DATA =>
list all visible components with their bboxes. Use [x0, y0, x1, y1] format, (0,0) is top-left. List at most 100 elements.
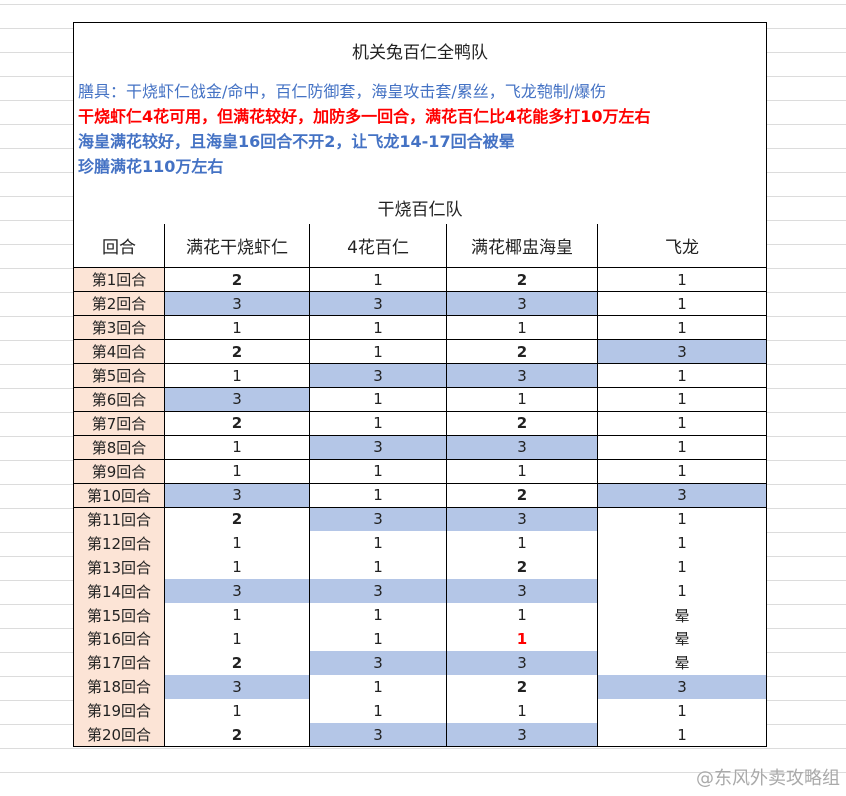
table-cell: 1 [310, 675, 447, 700]
table-cell: 1 [447, 699, 598, 724]
row-label: 第7回合 [73, 411, 165, 437]
table-cell: 2 [165, 651, 310, 676]
table-cell: 2 [165, 723, 310, 748]
table-cell: 3 [310, 507, 447, 532]
table-cell: 1 [447, 315, 598, 341]
row-label: 第5回合 [73, 363, 165, 389]
table-cell: 1 [165, 363, 310, 389]
row-label: 第14回合 [73, 579, 165, 604]
table-cell: 1 [598, 363, 767, 389]
note: 干烧虾仁4花可用，但满花较好，加防多一回合，满花百仁比4花能多打10万左右 [78, 107, 651, 126]
table-cell: 2 [447, 555, 598, 580]
table-cell: 3 [447, 651, 598, 676]
row-label: 第11回合 [73, 507, 165, 532]
note: 膳具：干烧虾仁戗金/命中，百仁防御套，海皇攻击套/累丝，飞龙匏制/爆伤 [78, 82, 607, 101]
table-cell: 1 [447, 531, 598, 556]
column-header: 4花百仁 [310, 224, 447, 268]
table-cell: 1 [598, 699, 767, 724]
table-cell: 2 [447, 675, 598, 700]
table-cell: 2 [447, 483, 598, 508]
row-label: 第17回合 [73, 651, 165, 676]
row-label: 第4回合 [73, 339, 165, 365]
table-cell: 3 [165, 579, 310, 604]
row-label: 第15回合 [73, 603, 165, 628]
table-cell: 1 [310, 268, 447, 293]
table-cell: 1 [165, 627, 310, 652]
table-cell: 3 [598, 675, 767, 700]
table-cell: 3 [598, 483, 767, 508]
table-cell: 3 [310, 435, 447, 461]
table-cell: 1 [165, 603, 310, 628]
table-cell: 3 [447, 363, 598, 389]
table-cell: 1 [598, 387, 767, 413]
table-cell: 1 [598, 555, 767, 580]
table-cell: 1 [165, 435, 310, 461]
row-label: 第12回合 [73, 531, 165, 556]
table-cell: 1 [310, 411, 447, 437]
table-cell: 3 [447, 435, 598, 461]
column-header: 飞龙 [598, 224, 767, 268]
table-cell: 3 [165, 291, 310, 317]
subtitle: 干烧百仁队 [73, 190, 767, 225]
note: 珍膳满花110万左右 [78, 157, 224, 176]
row-label: 第2回合 [73, 291, 165, 317]
table-cell: 1 [447, 627, 598, 652]
table-cell: 3 [447, 579, 598, 604]
table-cell: 1 [310, 315, 447, 341]
column-header: 满花椰盅海皇 [447, 224, 598, 268]
table-cell: 1 [447, 387, 598, 413]
table-cell: 1 [310, 699, 447, 724]
table-cell: 1 [447, 459, 598, 485]
table-cell: 1 [598, 411, 767, 437]
table-cell: 1 [598, 291, 767, 317]
table-cell: 3 [598, 339, 767, 365]
table-cell: 2 [447, 339, 598, 365]
table-cell: 1 [598, 579, 767, 604]
table-cell: 1 [165, 555, 310, 580]
row-label: 第18回合 [73, 675, 165, 700]
table-cell: 2 [447, 268, 598, 293]
table-cell: 3 [310, 291, 447, 317]
row-label: 第20回合 [73, 723, 165, 748]
table-cell: 2 [165, 339, 310, 365]
table-cell: 1 [310, 531, 447, 556]
sheet-title: 机关兔百仁全鸭队 [73, 22, 767, 78]
table-cell: 1 [310, 483, 447, 508]
column-header: 回合 [73, 224, 165, 268]
row-label: 第8回合 [73, 435, 165, 461]
row-label: 第1回合 [73, 268, 165, 293]
table-cell: 1 [598, 507, 767, 532]
table-cell: 1 [310, 555, 447, 580]
table-cell: 1 [310, 459, 447, 485]
table-cell: 1 [598, 268, 767, 293]
table-cell: 晕 [598, 627, 767, 652]
table-cell: 1 [165, 699, 310, 724]
row-label: 第16回合 [73, 627, 165, 652]
table-cell: 3 [447, 507, 598, 532]
note: 海皇满花较好，且海皇16回合不开2，让飞龙14-17回合被晕 [78, 132, 515, 151]
table-cell: 晕 [598, 651, 767, 676]
table-cell: 3 [447, 723, 598, 748]
table-cell: 1 [165, 531, 310, 556]
table-cell: 3 [165, 675, 310, 700]
table-cell: 3 [310, 651, 447, 676]
watermark: @东风外卖攻略组 [696, 768, 840, 789]
table-cell: 2 [165, 507, 310, 532]
table-cell: 3 [310, 363, 447, 389]
row-label: 第3回合 [73, 315, 165, 341]
table-cell: 3 [310, 723, 447, 748]
table-cell: 1 [165, 459, 310, 485]
column-header: 满花干烧虾仁 [165, 224, 310, 268]
table-cell: 2 [165, 268, 310, 293]
row-label: 第9回合 [73, 459, 165, 485]
table-cell: 2 [447, 411, 598, 437]
row-label: 第10回合 [73, 483, 165, 508]
table-cell: 1 [310, 627, 447, 652]
table-cell: 1 [310, 603, 447, 628]
notes: 膳具：干烧虾仁戗金/命中，百仁防御套，海皇攻击套/累丝，飞龙匏制/爆伤 干烧虾仁… [73, 77, 767, 191]
table-cell: 1 [598, 315, 767, 341]
table-cell: 1 [165, 315, 310, 341]
table-cell: 1 [310, 387, 447, 413]
row-label: 第6回合 [73, 387, 165, 413]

WHAT IS BEING ASKED => Please rewrite the listing above, substituting "row-header" for each "row-label" and changing nothing else. Leave the pictures out of your answer.

CORRECT ANSWER =>
list all visible components with their bboxes. Use [x0, y0, x1, y1] format, (0,0) is top-left. List at most 100 elements.
table-cell: 1 [310, 675, 447, 700]
table-cell: 1 [447, 699, 598, 724]
row-header: 第7回合 [73, 411, 165, 437]
table-cell: 2 [165, 651, 310, 676]
table-cell: 2 [165, 723, 310, 748]
table-cell: 3 [310, 507, 447, 532]
table-cell: 1 [447, 315, 598, 341]
row-header: 第5回合 [73, 363, 165, 389]
table-cell: 1 [165, 363, 310, 389]
row-header: 第14回合 [73, 579, 165, 604]
table-cell: 1 [598, 363, 767, 389]
note: 干烧虾仁4花可用，但满花较好，加防多一回合，满花百仁比4花能多打10万左右 [78, 107, 651, 126]
table-cell: 2 [447, 555, 598, 580]
table-cell: 3 [447, 651, 598, 676]
row-header: 第11回合 [73, 507, 165, 532]
note: 膳具：干烧虾仁戗金/命中，百仁防御套，海皇攻击套/累丝，飞龙匏制/爆伤 [78, 82, 607, 101]
table-cell: 1 [447, 531, 598, 556]
column-header: 4花百仁 [310, 224, 447, 268]
table-cell: 1 [598, 699, 767, 724]
table-cell: 2 [447, 675, 598, 700]
table-cell: 2 [447, 483, 598, 508]
row-header: 第17回合 [73, 651, 165, 676]
row-header: 第4回合 [73, 339, 165, 365]
table-cell: 3 [165, 579, 310, 604]
row-header: 第15回合 [73, 603, 165, 628]
table-cell: 1 [310, 268, 447, 293]
table-cell: 1 [165, 627, 310, 652]
table-cell: 3 [598, 675, 767, 700]
table-cell: 3 [598, 483, 767, 508]
table-cell: 3 [310, 435, 447, 461]
table-cell: 1 [165, 603, 310, 628]
table-cell: 3 [447, 363, 598, 389]
table-cell: 1 [598, 387, 767, 413]
table-cell: 1 [598, 555, 767, 580]
table-cell: 1 [165, 435, 310, 461]
row-header: 第12回合 [73, 531, 165, 556]
table-cell: 1 [310, 411, 447, 437]
table-cell: 3 [447, 435, 598, 461]
column-header: 飞龙 [598, 224, 767, 268]
table-cell: 3 [165, 291, 310, 317]
subtitle: 干烧百仁队 [73, 190, 767, 225]
note: 珍膳满花110万左右 [78, 157, 224, 176]
row-header: 第2回合 [73, 291, 165, 317]
table-cell: 1 [447, 627, 598, 652]
table-cell: 3 [447, 579, 598, 604]
table-cell: 1 [310, 315, 447, 341]
column-header: 满花椰盅海皇 [447, 224, 598, 268]
table-cell: 1 [447, 387, 598, 413]
table-cell: 1 [310, 699, 447, 724]
table-cell: 1 [447, 459, 598, 485]
table-cell: 1 [598, 411, 767, 437]
table-cell: 1 [598, 291, 767, 317]
table-cell: 3 [598, 339, 767, 365]
table-cell: 2 [447, 339, 598, 365]
table-cell: 1 [598, 579, 767, 604]
table-cell: 1 [165, 555, 310, 580]
row-header: 第18回合 [73, 675, 165, 700]
table-cell: 2 [447, 268, 598, 293]
table-cell: 3 [310, 291, 447, 317]
row-header: 第20回合 [73, 723, 165, 748]
table-cell: 2 [165, 339, 310, 365]
table-cell: 1 [310, 531, 447, 556]
sheet-title: 机关兔百仁全鸭队 [73, 22, 767, 78]
table-cell: 1 [310, 483, 447, 508]
column-header: 回合 [73, 224, 165, 268]
row-header: 第8回合 [73, 435, 165, 461]
row-header: 第1回合 [73, 268, 165, 293]
table-cell: 1 [598, 507, 767, 532]
table-cell: 1 [310, 555, 447, 580]
table-cell: 1 [310, 459, 447, 485]
table-cell: 1 [598, 268, 767, 293]
table-cell: 晕 [598, 627, 767, 652]
table-cell: 1 [165, 699, 310, 724]
row-header: 第16回合 [73, 627, 165, 652]
table-cell: 3 [447, 507, 598, 532]
note: 海皇满花较好，且海皇16回合不开2，让飞龙14-17回合被晕 [78, 132, 515, 151]
table-cell: 晕 [598, 651, 767, 676]
table-cell: 3 [447, 723, 598, 748]
table-cell: 1 [165, 531, 310, 556]
table-cell: 3 [165, 675, 310, 700]
table-cell: 3 [310, 651, 447, 676]
watermark: @东风外卖攻略组 [696, 768, 840, 789]
table-cell: 2 [165, 507, 310, 532]
table-cell: 3 [310, 363, 447, 389]
row-header: 第3回合 [73, 315, 165, 341]
table-cell: 3 [310, 723, 447, 748]
table-cell: 1 [165, 459, 310, 485]
column-header: 满花干烧虾仁 [165, 224, 310, 268]
table-cell: 2 [165, 268, 310, 293]
row-header: 第9回合 [73, 459, 165, 485]
table-cell: 2 [447, 411, 598, 437]
row-header: 第10回合 [73, 483, 165, 508]
table-cell: 1 [310, 627, 447, 652]
table-cell: 1 [310, 603, 447, 628]
notes: 膳具：干烧虾仁戗金/命中，百仁防御套，海皇攻击套/累丝，飞龙匏制/爆伤 干烧虾仁… [73, 77, 767, 191]
table-cell: 1 [598, 315, 767, 341]
table-cell: 1 [165, 315, 310, 341]
table-cell: 1 [310, 387, 447, 413]
row-header: 第6回合 [73, 387, 165, 413]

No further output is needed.